- _WHAT IS NEEDED_
Repeat the entries below exactly. Drop the pictures.

- _INPUT DATA_
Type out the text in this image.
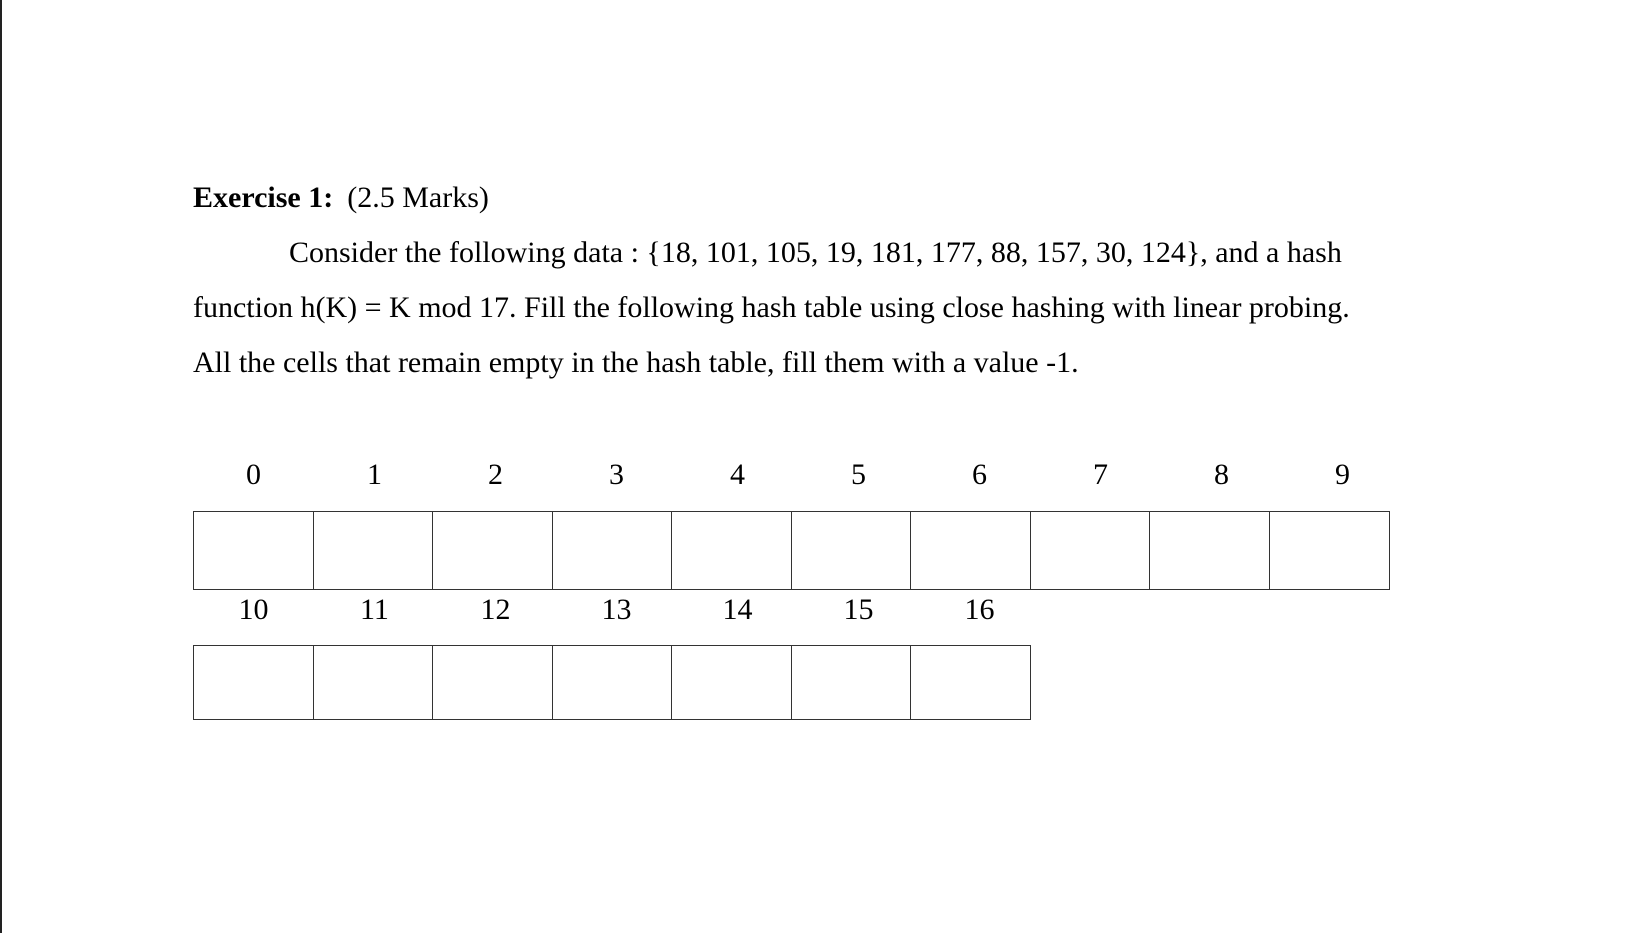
Exercise 1: (2.5 Marks)
Consider the following data : {18, 101, 105, 19, 181, 177, 88, 157, 30, 124}, and a hash
function h(K) = K mod 17. Fill the following hash table using close hashing with linear probing.
All the cells that remain empty in the hash table, fill them with a value -1.
0	1	2	3	4	5	6	7	8	9
10	11	12	13	14	15	16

- _SOLUTION_
Type out the text in this image.
Exercise 1: (2.5 Marks)
Consider the following data : {18, 101, 105, 19, 181, 177, 88, 157, 30, 124}, and a hash
function h(K) = K mod 17. Fill the following hash table using close hashing with linear probing.
All the cells that remain empty in the hash table, fill them with a value -1.
0	1	2	3	4	5	6	7	8	9
10	11	12	13	14	15	16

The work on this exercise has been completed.